Figure record extracts
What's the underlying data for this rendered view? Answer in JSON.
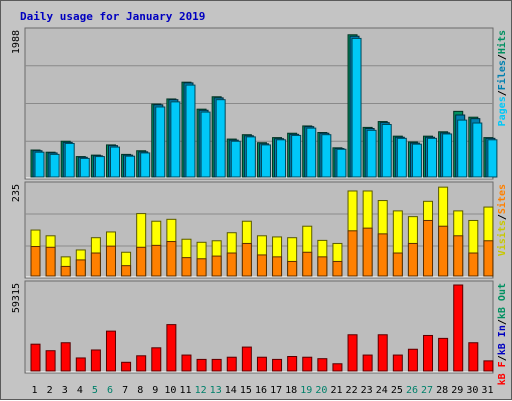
{
  "title": "Daily usage for January 2019",
  "colors": {
    "background": "#c4c4c4",
    "plot": "#bdbdbd",
    "hits": "#009060",
    "files": "#0080b0",
    "pages": "#00c8f8",
    "visits": "#ffff00",
    "sites": "#ff8000",
    "kbytes": "#ff0000",
    "title": "#0000c0",
    "weekend": "#00806a",
    "weekday": "#000000"
  },
  "chart_data": [
    {
      "type": "bar",
      "name": "hits-files-pages",
      "y_max_label": "1988",
      "y_max": 1988,
      "right_labels": [
        "Pages",
        "/",
        "Files",
        "/",
        "Hits"
      ],
      "right_label_colors": [
        "#00c8f8",
        "#000000",
        "#0080b0",
        "#000000",
        "#009060"
      ],
      "categories": [
        "1",
        "2",
        "3",
        "4",
        "5",
        "6",
        "7",
        "8",
        "9",
        "10",
        "11",
        "12",
        "13",
        "14",
        "15",
        "16",
        "17",
        "18",
        "19",
        "20",
        "21",
        "22",
        "23",
        "24",
        "25",
        "26",
        "27",
        "28",
        "29",
        "30",
        "31"
      ],
      "series": [
        {
          "name": "Hits",
          "values": [
            370,
            340,
            490,
            280,
            300,
            440,
            310,
            360,
            1000,
            1070,
            1300,
            930,
            1100,
            520,
            580,
            470,
            540,
            600,
            700,
            610,
            400,
            1950,
            680,
            760,
            560,
            480,
            560,
            620,
            900,
            820,
            540
          ]
        },
        {
          "name": "Files",
          "values": [
            360,
            330,
            475,
            270,
            290,
            430,
            300,
            345,
            990,
            1060,
            1290,
            915,
            1085,
            505,
            565,
            455,
            525,
            585,
            690,
            600,
            390,
            1930,
            665,
            745,
            545,
            465,
            545,
            605,
            850,
            800,
            530
          ]
        },
        {
          "name": "Pages",
          "values": [
            340,
            310,
            460,
            255,
            280,
            410,
            285,
            330,
            960,
            1030,
            1260,
            890,
            1060,
            490,
            550,
            440,
            510,
            570,
            670,
            580,
            380,
            1900,
            640,
            720,
            530,
            450,
            530,
            590,
            780,
            740,
            510
          ]
        }
      ]
    },
    {
      "type": "bar",
      "name": "visits-sites",
      "y_max_label": "235",
      "y_max": 235,
      "right_labels": [
        "Visits",
        "/",
        "Sites"
      ],
      "right_label_colors": [
        "#c8c800",
        "#000000",
        "#ff8000"
      ],
      "categories": [
        "1",
        "2",
        "3",
        "4",
        "5",
        "6",
        "7",
        "8",
        "9",
        "10",
        "11",
        "12",
        "13",
        "14",
        "15",
        "16",
        "17",
        "18",
        "19",
        "20",
        "21",
        "22",
        "23",
        "24",
        "25",
        "26",
        "27",
        "28",
        "29",
        "30",
        "31"
      ],
      "series": [
        {
          "name": "Visits",
          "values": [
            120,
            105,
            50,
            68,
            100,
            115,
            62,
            163,
            143,
            148,
            96,
            88,
            92,
            113,
            143,
            105,
            102,
            100,
            130,
            93,
            85,
            222,
            222,
            197,
            170,
            155,
            195,
            232,
            170,
            145,
            180
          ]
        },
        {
          "name": "Sites",
          "values": [
            77,
            75,
            25,
            42,
            60,
            78,
            27,
            75,
            80,
            90,
            48,
            45,
            52,
            60,
            85,
            55,
            50,
            38,
            62,
            50,
            38,
            118,
            125,
            110,
            60,
            85,
            145,
            130,
            105,
            60,
            92
          ]
        }
      ]
    },
    {
      "type": "bar",
      "name": "kbytes",
      "y_max_label": "59315",
      "y_max": 59315,
      "right_labels": [
        "kB F",
        "/",
        "kB In",
        "/",
        "kB Out"
      ],
      "right_label_colors": [
        "#ff0000",
        "#000000",
        "#0000c0",
        "#000000",
        "#009060"
      ],
      "categories": [
        "1",
        "2",
        "3",
        "4",
        "5",
        "6",
        "7",
        "8",
        "9",
        "10",
        "11",
        "12",
        "13",
        "14",
        "15",
        "16",
        "17",
        "18",
        "19",
        "20",
        "21",
        "22",
        "23",
        "24",
        "25",
        "26",
        "27",
        "28",
        "29",
        "30",
        "31"
      ],
      "series": [
        {
          "name": "kB F",
          "values": [
            18500,
            14000,
            19500,
            9000,
            14500,
            27500,
            6000,
            10500,
            16000,
            32000,
            11000,
            8000,
            8000,
            9500,
            16500,
            9500,
            8000,
            10000,
            9500,
            8500,
            5000,
            25000,
            11000,
            25000,
            11000,
            15000,
            24500,
            22500,
            59315,
            19500,
            7000
          ]
        }
      ]
    }
  ],
  "weekend_days": [
    "5",
    "6",
    "12",
    "13",
    "19",
    "20",
    "26",
    "27"
  ]
}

Work required: Keep the pictures out and write out the records exactly.

Result of this exercise:
What's the underlying data for this rendered view? Answer in JSON.
{
  "title": "Daily usage for January 2019",
  "colors": {
    "background": "#c4c4c4",
    "plot": "#bdbdbd",
    "hits": "#009060",
    "files": "#0080b0",
    "pages": "#00c8f8",
    "visits": "#ffff00",
    "sites": "#ff8000",
    "kbytes": "#ff0000",
    "title": "#0000c0",
    "weekend": "#00806a",
    "weekday": "#000000"
  },
  "chart_data": [
    {
      "type": "bar",
      "name": "hits-files-pages",
      "y_max_label": "1988",
      "y_max": 1988,
      "right_labels": [
        "Pages",
        "/",
        "Files",
        "/",
        "Hits"
      ],
      "right_label_colors": [
        "#00c8f8",
        "#000000",
        "#0080b0",
        "#000000",
        "#009060"
      ],
      "categories": [
        "1",
        "2",
        "3",
        "4",
        "5",
        "6",
        "7",
        "8",
        "9",
        "10",
        "11",
        "12",
        "13",
        "14",
        "15",
        "16",
        "17",
        "18",
        "19",
        "20",
        "21",
        "22",
        "23",
        "24",
        "25",
        "26",
        "27",
        "28",
        "29",
        "30",
        "31"
      ],
      "series": [
        {
          "name": "Hits",
          "values": [
            370,
            340,
            490,
            280,
            300,
            440,
            310,
            360,
            1000,
            1070,
            1300,
            930,
            1100,
            520,
            580,
            470,
            540,
            600,
            700,
            610,
            400,
            1950,
            680,
            760,
            560,
            480,
            560,
            620,
            900,
            820,
            540
          ]
        },
        {
          "name": "Files",
          "values": [
            360,
            330,
            475,
            270,
            290,
            430,
            300,
            345,
            990,
            1060,
            1290,
            915,
            1085,
            505,
            565,
            455,
            525,
            585,
            690,
            600,
            390,
            1930,
            665,
            745,
            545,
            465,
            545,
            605,
            850,
            800,
            530
          ]
        },
        {
          "name": "Pages",
          "values": [
            340,
            310,
            460,
            255,
            280,
            410,
            285,
            330,
            960,
            1030,
            1260,
            890,
            1060,
            490,
            550,
            440,
            510,
            570,
            670,
            580,
            380,
            1900,
            640,
            720,
            530,
            450,
            530,
            590,
            780,
            740,
            510
          ]
        }
      ]
    },
    {
      "type": "bar",
      "name": "visits-sites",
      "y_max_label": "235",
      "y_max": 235,
      "right_labels": [
        "Visits",
        "/",
        "Sites"
      ],
      "right_label_colors": [
        "#c8c800",
        "#000000",
        "#ff8000"
      ],
      "categories": [
        "1",
        "2",
        "3",
        "4",
        "5",
        "6",
        "7",
        "8",
        "9",
        "10",
        "11",
        "12",
        "13",
        "14",
        "15",
        "16",
        "17",
        "18",
        "19",
        "20",
        "21",
        "22",
        "23",
        "24",
        "25",
        "26",
        "27",
        "28",
        "29",
        "30",
        "31"
      ],
      "series": [
        {
          "name": "Visits",
          "values": [
            120,
            105,
            50,
            68,
            100,
            115,
            62,
            163,
            143,
            148,
            96,
            88,
            92,
            113,
            143,
            105,
            102,
            100,
            130,
            93,
            85,
            222,
            222,
            197,
            170,
            155,
            195,
            232,
            170,
            145,
            180
          ]
        },
        {
          "name": "Sites",
          "values": [
            77,
            75,
            25,
            42,
            60,
            78,
            27,
            75,
            80,
            90,
            48,
            45,
            52,
            60,
            85,
            55,
            50,
            38,
            62,
            50,
            38,
            118,
            125,
            110,
            60,
            85,
            145,
            130,
            105,
            60,
            92
          ]
        }
      ]
    },
    {
      "type": "bar",
      "name": "kbytes",
      "y_max_label": "59315",
      "y_max": 59315,
      "right_labels": [
        "kB F",
        "/",
        "kB In",
        "/",
        "kB Out"
      ],
      "right_label_colors": [
        "#ff0000",
        "#000000",
        "#0000c0",
        "#000000",
        "#009060"
      ],
      "categories": [
        "1",
        "2",
        "3",
        "4",
        "5",
        "6",
        "7",
        "8",
        "9",
        "10",
        "11",
        "12",
        "13",
        "14",
        "15",
        "16",
        "17",
        "18",
        "19",
        "20",
        "21",
        "22",
        "23",
        "24",
        "25",
        "26",
        "27",
        "28",
        "29",
        "30",
        "31"
      ],
      "series": [
        {
          "name": "kB F",
          "values": [
            18500,
            14000,
            19500,
            9000,
            14500,
            27500,
            6000,
            10500,
            16000,
            32000,
            11000,
            8000,
            8000,
            9500,
            16500,
            9500,
            8000,
            10000,
            9500,
            8500,
            5000,
            25000,
            11000,
            25000,
            11000,
            15000,
            24500,
            22500,
            59315,
            19500,
            7000
          ]
        }
      ]
    }
  ],
  "weekend_days": [
    "5",
    "6",
    "12",
    "13",
    "19",
    "20",
    "26",
    "27"
  ]
}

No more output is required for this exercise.